(Extracted data entries)

>> BEGIN

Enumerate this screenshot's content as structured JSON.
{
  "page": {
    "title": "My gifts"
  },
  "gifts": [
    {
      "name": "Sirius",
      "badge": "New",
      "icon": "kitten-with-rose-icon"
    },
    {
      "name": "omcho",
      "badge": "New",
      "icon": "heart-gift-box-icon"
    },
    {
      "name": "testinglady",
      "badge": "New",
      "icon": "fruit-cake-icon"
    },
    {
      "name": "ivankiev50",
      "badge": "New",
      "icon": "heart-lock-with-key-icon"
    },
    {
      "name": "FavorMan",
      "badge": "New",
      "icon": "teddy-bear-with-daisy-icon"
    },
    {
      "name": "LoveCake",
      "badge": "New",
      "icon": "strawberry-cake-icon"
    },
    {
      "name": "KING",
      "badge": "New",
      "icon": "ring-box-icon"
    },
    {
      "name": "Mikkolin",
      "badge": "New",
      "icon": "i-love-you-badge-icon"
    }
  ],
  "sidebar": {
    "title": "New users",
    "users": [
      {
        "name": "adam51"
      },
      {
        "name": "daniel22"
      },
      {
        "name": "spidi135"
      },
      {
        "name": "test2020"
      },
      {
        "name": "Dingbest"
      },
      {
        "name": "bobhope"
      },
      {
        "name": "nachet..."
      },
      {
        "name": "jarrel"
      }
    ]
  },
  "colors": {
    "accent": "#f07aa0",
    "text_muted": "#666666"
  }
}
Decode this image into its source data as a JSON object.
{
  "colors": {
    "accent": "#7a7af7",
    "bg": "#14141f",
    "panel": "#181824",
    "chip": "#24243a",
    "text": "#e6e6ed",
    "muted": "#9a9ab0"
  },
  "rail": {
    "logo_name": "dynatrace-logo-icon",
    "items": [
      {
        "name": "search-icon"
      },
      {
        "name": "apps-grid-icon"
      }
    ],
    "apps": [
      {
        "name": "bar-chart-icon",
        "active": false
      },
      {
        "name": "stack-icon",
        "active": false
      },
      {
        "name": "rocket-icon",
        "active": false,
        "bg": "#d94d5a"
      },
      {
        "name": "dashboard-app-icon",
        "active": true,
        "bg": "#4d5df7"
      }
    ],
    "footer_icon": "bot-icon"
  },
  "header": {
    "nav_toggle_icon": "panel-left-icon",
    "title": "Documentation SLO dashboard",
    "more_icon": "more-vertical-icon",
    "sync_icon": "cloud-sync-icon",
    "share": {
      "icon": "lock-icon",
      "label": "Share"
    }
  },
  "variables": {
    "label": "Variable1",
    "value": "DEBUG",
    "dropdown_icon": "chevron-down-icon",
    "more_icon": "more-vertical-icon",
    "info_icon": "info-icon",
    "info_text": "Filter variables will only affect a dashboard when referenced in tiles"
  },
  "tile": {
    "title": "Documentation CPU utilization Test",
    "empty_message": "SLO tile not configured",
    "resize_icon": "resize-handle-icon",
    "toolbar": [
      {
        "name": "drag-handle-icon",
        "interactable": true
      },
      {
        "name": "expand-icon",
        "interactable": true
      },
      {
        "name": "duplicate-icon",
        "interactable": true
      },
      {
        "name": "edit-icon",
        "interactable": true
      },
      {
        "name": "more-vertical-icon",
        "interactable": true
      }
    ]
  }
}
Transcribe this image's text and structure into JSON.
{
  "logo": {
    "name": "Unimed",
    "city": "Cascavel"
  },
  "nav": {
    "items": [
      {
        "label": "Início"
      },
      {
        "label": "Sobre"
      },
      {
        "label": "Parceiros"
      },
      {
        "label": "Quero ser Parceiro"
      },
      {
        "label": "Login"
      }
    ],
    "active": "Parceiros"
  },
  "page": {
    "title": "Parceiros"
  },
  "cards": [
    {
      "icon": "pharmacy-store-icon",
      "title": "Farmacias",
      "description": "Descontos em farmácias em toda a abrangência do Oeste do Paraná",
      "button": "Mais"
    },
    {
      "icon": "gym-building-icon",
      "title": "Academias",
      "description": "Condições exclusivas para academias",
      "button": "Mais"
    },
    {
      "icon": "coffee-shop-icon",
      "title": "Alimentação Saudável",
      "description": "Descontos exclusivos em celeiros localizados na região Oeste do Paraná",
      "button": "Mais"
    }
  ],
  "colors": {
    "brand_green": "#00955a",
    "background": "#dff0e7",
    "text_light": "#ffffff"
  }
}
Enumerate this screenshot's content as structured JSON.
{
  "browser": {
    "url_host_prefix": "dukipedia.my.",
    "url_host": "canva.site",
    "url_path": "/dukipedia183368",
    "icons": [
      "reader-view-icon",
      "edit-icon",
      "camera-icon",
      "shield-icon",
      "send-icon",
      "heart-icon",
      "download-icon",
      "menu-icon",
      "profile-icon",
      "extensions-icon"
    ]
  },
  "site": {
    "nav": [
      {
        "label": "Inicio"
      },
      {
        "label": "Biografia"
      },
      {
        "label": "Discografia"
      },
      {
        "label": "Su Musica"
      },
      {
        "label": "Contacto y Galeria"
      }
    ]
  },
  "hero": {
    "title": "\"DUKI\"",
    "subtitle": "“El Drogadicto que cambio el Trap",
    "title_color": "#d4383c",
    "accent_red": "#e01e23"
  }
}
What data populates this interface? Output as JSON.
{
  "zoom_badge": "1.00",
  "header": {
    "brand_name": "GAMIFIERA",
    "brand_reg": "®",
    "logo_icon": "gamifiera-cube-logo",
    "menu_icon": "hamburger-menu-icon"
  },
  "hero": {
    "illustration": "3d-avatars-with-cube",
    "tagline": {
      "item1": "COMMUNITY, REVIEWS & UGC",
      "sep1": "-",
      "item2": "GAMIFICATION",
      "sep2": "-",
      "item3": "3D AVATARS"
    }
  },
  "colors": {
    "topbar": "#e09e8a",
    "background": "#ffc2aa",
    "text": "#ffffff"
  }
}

>> END

- Aim -
Extract the full listing above without alteration.

- Task answer -
Enumerate this screenshot's content as structured JSON.
{
  "page": {
    "title": "My gifts"
  },
  "gifts": [
    {
      "name": "Sirius",
      "badge": "New",
      "icon": "kitten-with-rose-icon"
    },
    {
      "name": "omcho",
      "badge": "New",
      "icon": "heart-gift-box-icon"
    },
    {
      "name": "testinglady",
      "badge": "New",
      "icon": "fruit-cake-icon"
    },
    {
      "name": "ivankiev50",
      "badge": "New",
      "icon": "heart-lock-with-key-icon"
    },
    {
      "name": "FavorMan",
      "badge": "New",
      "icon": "teddy-bear-with-daisy-icon"
    },
    {
      "name": "LoveCake",
      "badge": "New",
      "icon": "strawberry-cake-icon"
    },
    {
      "name": "KING",
      "badge": "New",
      "icon": "ring-box-icon"
    },
    {
      "name": "Mikkolin",
      "badge": "New",
      "icon": "i-love-you-badge-icon"
    }
  ],
  "sidebar": {
    "title": "New users",
    "users": [
      {
        "name": "adam51"
      },
      {
        "name": "daniel22"
      },
      {
        "name": "spidi135"
      },
      {
        "name": "test2020"
      },
      {
        "name": "Dingbest"
      },
      {
        "name": "bobhope"
      },
      {
        "name": "nachet..."
      },
      {
        "name": "jarrel"
      }
    ]
  },
  "colors": {
    "accent": "#f07aa0",
    "text_muted": "#666666"
  }
}
Decode this image into its source data as a JSON object.
{
  "colors": {
    "accent": "#7a7af7",
    "bg": "#14141f",
    "panel": "#181824",
    "chip": "#24243a",
    "text": "#e6e6ed",
    "muted": "#9a9ab0"
  },
  "rail": {
    "logo_name": "dynatrace-logo-icon",
    "items": [
      {
        "name": "search-icon"
      },
      {
        "name": "apps-grid-icon"
      }
    ],
    "apps": [
      {
        "name": "bar-chart-icon",
        "active": false
      },
      {
        "name": "stack-icon",
        "active": false
      },
      {
        "name": "rocket-icon",
        "active": false,
        "bg": "#d94d5a"
      },
      {
        "name": "dashboard-app-icon",
        "active": true,
        "bg": "#4d5df7"
      }
    ],
    "footer_icon": "bot-icon"
  },
  "header": {
    "nav_toggle_icon": "panel-left-icon",
    "title": "Documentation SLO dashboard",
    "more_icon": "more-vertical-icon",
    "sync_icon": "cloud-sync-icon",
    "share": {
      "icon": "lock-icon",
      "label": "Share"
    }
  },
  "variables": {
    "label": "Variable1",
    "value": "DEBUG",
    "dropdown_icon": "chevron-down-icon",
    "more_icon": "more-vertical-icon",
    "info_icon": "info-icon",
    "info_text": "Filter variables will only affect a dashboard when referenced in tiles"
  },
  "tile": {
    "title": "Documentation CPU utilization Test",
    "empty_message": "SLO tile not configured",
    "resize_icon": "resize-handle-icon",
    "toolbar": [
      {
        "name": "drag-handle-icon",
        "interactable": true
      },
      {
        "name": "expand-icon",
        "interactable": true
      },
      {
        "name": "duplicate-icon",
        "interactable": true
      },
      {
        "name": "edit-icon",
        "interactable": true
      },
      {
        "name": "more-vertical-icon",
        "interactable": true
      }
    ]
  }
}
Transcribe this image's text and structure into JSON.
{
  "logo": {
    "name": "Unimed",
    "city": "Cascavel"
  },
  "nav": {
    "items": [
      {
        "label": "Início"
      },
      {
        "label": "Sobre"
      },
      {
        "label": "Parceiros"
      },
      {
        "label": "Quero ser Parceiro"
      },
      {
        "label": "Login"
      }
    ],
    "active": "Parceiros"
  },
  "page": {
    "title": "Parceiros"
  },
  "cards": [
    {
      "icon": "pharmacy-store-icon",
      "title": "Farmacias",
      "description": "Descontos em farmácias em toda a abrangência do Oeste do Paraná",
      "button": "Mais"
    },
    {
      "icon": "gym-building-icon",
      "title": "Academias",
      "description": "Condições exclusivas para academias",
      "button": "Mais"
    },
    {
      "icon": "coffee-shop-icon",
      "title": "Alimentação Saudável",
      "description": "Descontos exclusivos em celeiros localizados na região Oeste do Paraná",
      "button": "Mais"
    }
  ],
  "colors": {
    "brand_green": "#00955a",
    "background": "#dff0e7",
    "text_light": "#ffffff"
  }
}
Enumerate this screenshot's content as structured JSON.
{
  "browser": {
    "url_host_prefix": "dukipedia.my.",
    "url_host": "canva.site",
    "url_path": "/dukipedia183368",
    "icons": [
      "reader-view-icon",
      "edit-icon",
      "camera-icon",
      "shield-icon",
      "send-icon",
      "heart-icon",
      "download-icon",
      "menu-icon",
      "profile-icon",
      "extensions-icon"
    ]
  },
  "site": {
    "nav": [
      {
        "label": "Inicio"
      },
      {
        "label": "Biografia"
      },
      {
        "label": "Discografia"
      },
      {
        "label": "Su Musica"
      },
      {
        "label": "Contacto y Galeria"
      }
    ]
  },
  "hero": {
    "title": "\"DUKI\"",
    "subtitle": "“El Drogadicto que cambio el Trap",
    "title_color": "#d4383c",
    "accent_red": "#e01e23"
  }
}
What data populates this interface? Output as JSON.
{
  "zoom_badge": "1.00",
  "header": {
    "brand_name": "GAMIFIERA",
    "brand_reg": "®",
    "logo_icon": "gamifiera-cube-logo",
    "menu_icon": "hamburger-menu-icon"
  },
  "hero": {
    "illustration": "3d-avatars-with-cube",
    "tagline": {
      "item1": "COMMUNITY, REVIEWS & UGC",
      "sep1": "-",
      "item2": "GAMIFICATION",
      "sep2": "-",
      "item3": "3D AVATARS"
    }
  },
  "colors": {
    "topbar": "#e09e8a",
    "background": "#ffc2aa",
    "text": "#ffffff"
  }
}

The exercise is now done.